_Stated goal_.
Gather every line below where "marker" appears.

[Rows from a dataset]

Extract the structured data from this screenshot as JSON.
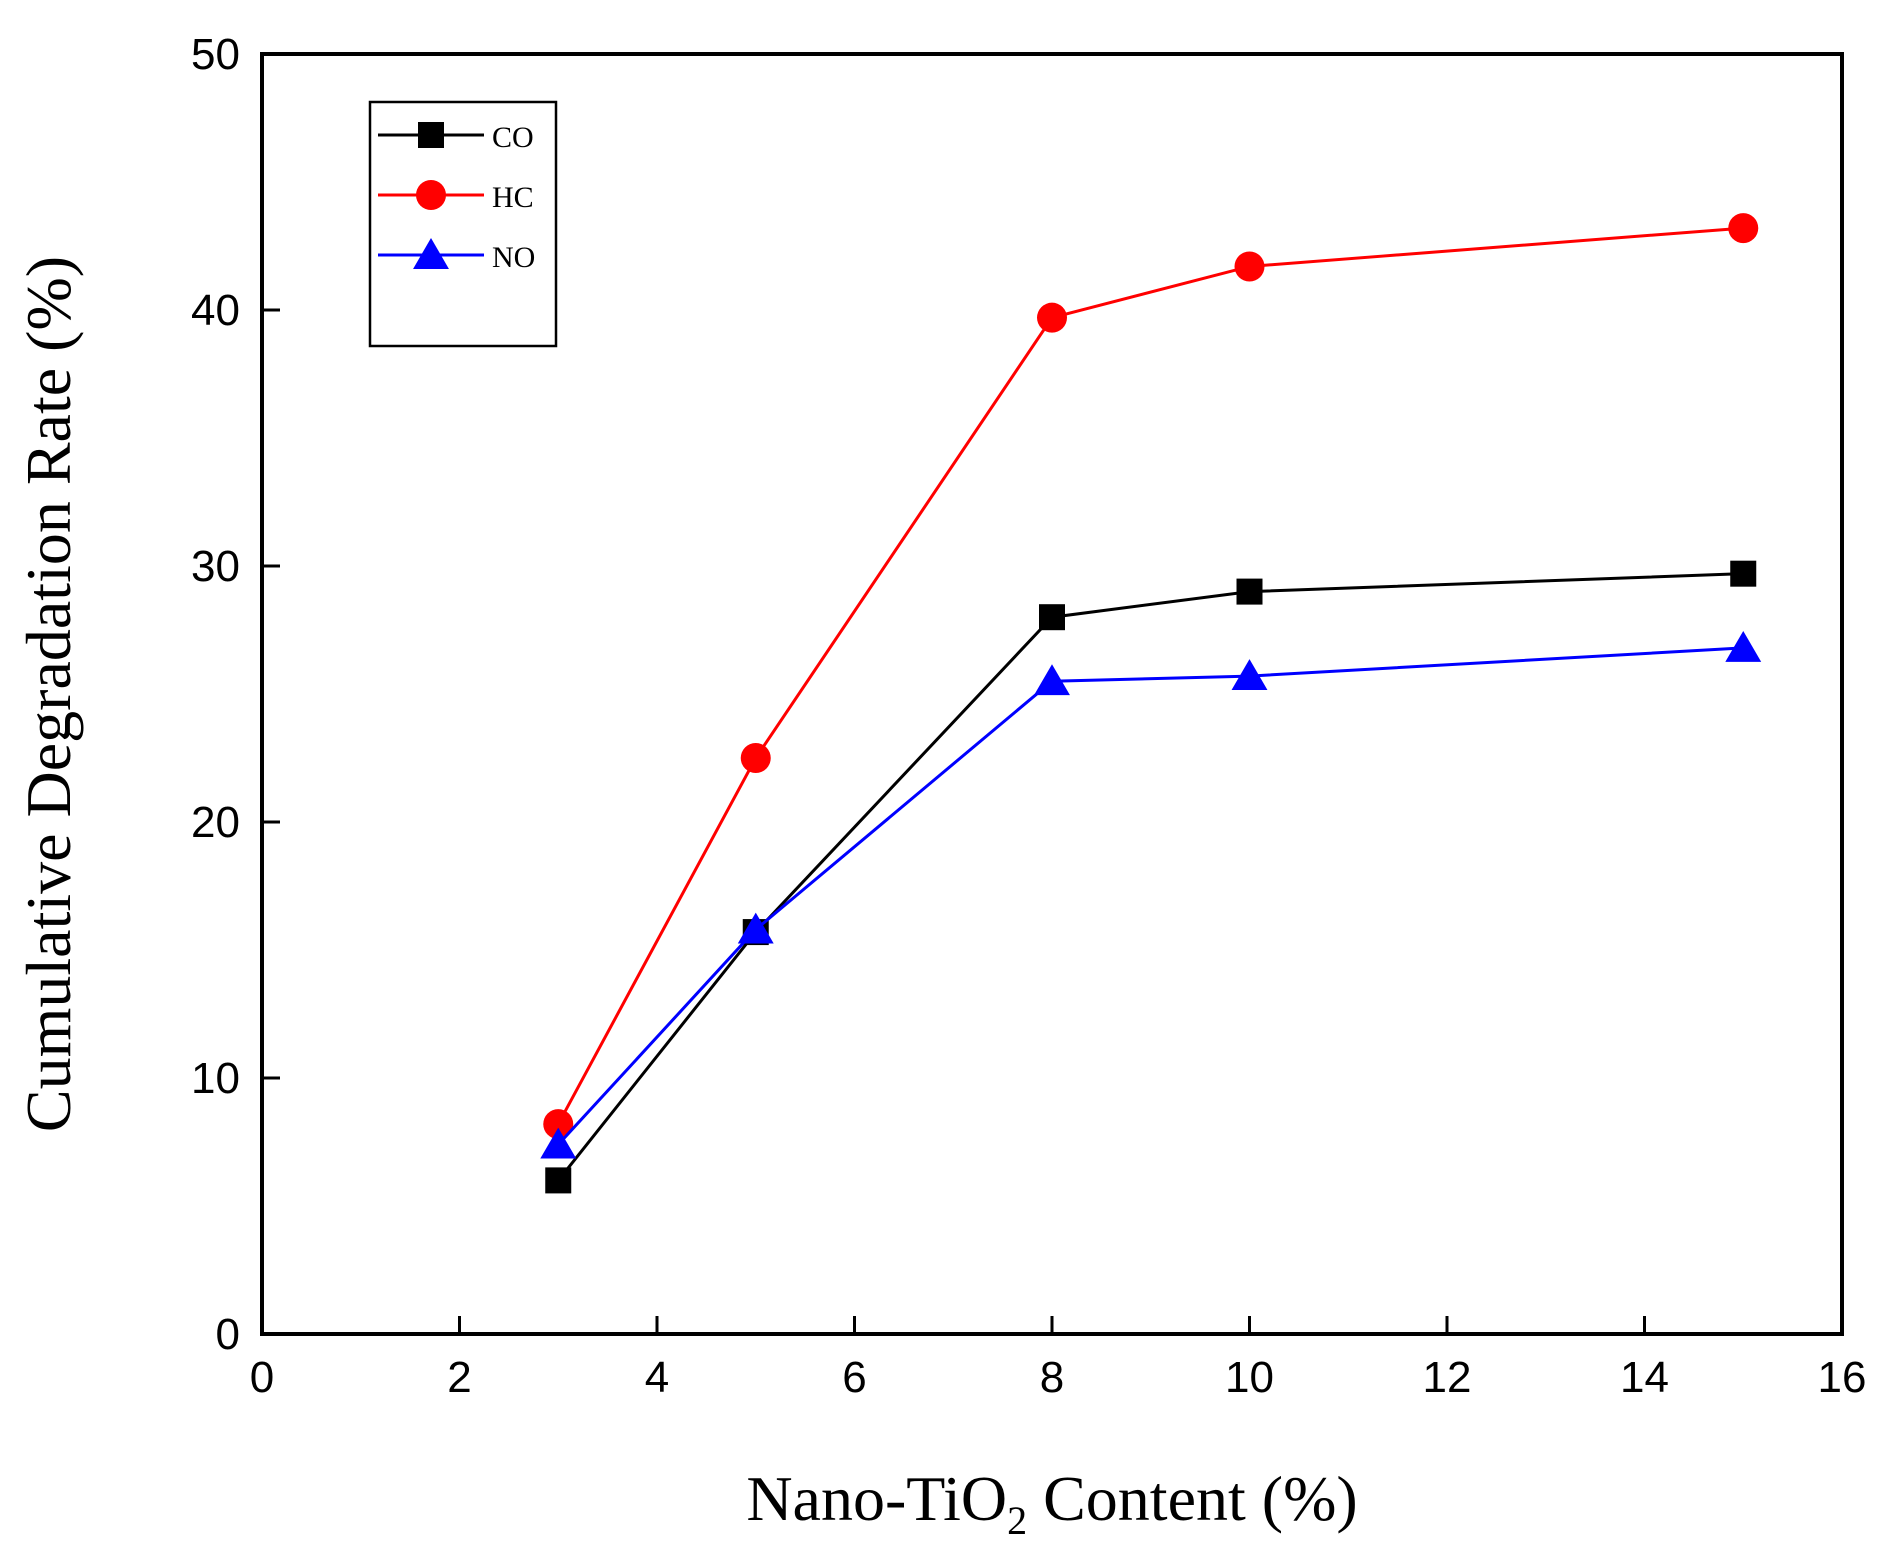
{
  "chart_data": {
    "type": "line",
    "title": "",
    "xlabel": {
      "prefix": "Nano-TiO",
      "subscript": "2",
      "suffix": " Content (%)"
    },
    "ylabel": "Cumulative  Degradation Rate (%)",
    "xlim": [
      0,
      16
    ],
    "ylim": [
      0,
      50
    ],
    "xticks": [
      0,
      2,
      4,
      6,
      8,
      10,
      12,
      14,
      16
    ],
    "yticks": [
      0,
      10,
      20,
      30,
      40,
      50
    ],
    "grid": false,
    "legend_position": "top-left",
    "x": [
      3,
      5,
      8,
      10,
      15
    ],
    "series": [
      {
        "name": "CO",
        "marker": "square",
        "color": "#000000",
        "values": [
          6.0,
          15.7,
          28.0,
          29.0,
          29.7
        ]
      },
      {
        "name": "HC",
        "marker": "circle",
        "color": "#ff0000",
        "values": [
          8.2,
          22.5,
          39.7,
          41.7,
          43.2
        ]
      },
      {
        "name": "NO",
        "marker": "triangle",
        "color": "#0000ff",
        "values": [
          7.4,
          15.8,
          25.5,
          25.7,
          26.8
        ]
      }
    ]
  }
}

* * *

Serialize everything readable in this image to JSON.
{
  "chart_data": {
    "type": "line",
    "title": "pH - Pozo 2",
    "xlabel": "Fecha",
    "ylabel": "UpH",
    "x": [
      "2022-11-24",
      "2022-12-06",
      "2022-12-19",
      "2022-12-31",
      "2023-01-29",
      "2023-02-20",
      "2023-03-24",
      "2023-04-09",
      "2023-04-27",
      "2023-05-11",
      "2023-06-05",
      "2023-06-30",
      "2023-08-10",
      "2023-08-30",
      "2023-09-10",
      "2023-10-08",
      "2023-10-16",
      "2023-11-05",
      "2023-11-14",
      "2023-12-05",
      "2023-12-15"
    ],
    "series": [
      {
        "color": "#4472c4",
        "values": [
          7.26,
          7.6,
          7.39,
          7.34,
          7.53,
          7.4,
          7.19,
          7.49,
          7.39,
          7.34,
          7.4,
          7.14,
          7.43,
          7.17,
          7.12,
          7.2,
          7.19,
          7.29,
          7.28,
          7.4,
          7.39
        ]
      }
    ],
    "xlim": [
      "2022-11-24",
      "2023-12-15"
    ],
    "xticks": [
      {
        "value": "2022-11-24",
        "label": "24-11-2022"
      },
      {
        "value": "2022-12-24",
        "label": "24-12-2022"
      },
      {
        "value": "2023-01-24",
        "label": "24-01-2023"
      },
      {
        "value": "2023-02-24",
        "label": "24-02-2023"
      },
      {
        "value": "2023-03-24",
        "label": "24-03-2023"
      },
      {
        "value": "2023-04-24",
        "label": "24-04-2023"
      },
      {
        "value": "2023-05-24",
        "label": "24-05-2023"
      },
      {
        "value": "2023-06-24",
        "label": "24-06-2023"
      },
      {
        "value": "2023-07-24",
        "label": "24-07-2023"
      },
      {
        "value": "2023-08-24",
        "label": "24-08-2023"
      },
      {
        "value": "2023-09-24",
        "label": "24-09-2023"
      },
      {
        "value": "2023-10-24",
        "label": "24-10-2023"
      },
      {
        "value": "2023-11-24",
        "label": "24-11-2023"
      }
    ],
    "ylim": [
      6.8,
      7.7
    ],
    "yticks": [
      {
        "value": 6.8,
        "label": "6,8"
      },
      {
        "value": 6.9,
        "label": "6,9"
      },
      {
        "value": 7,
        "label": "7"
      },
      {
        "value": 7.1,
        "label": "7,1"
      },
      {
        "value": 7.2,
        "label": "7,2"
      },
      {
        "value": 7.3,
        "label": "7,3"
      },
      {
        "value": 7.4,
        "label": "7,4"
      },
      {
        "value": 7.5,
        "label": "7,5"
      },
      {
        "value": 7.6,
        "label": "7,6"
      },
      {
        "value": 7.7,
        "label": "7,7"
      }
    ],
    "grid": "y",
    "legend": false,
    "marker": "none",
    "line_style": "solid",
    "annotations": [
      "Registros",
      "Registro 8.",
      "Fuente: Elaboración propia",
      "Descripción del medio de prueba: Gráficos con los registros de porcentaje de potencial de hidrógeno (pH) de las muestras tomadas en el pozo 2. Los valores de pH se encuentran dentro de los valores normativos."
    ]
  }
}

_Task solution_.
        "marker": "square",
        "marker": "circle",
        "marker": "triangle",
    "marker": "none",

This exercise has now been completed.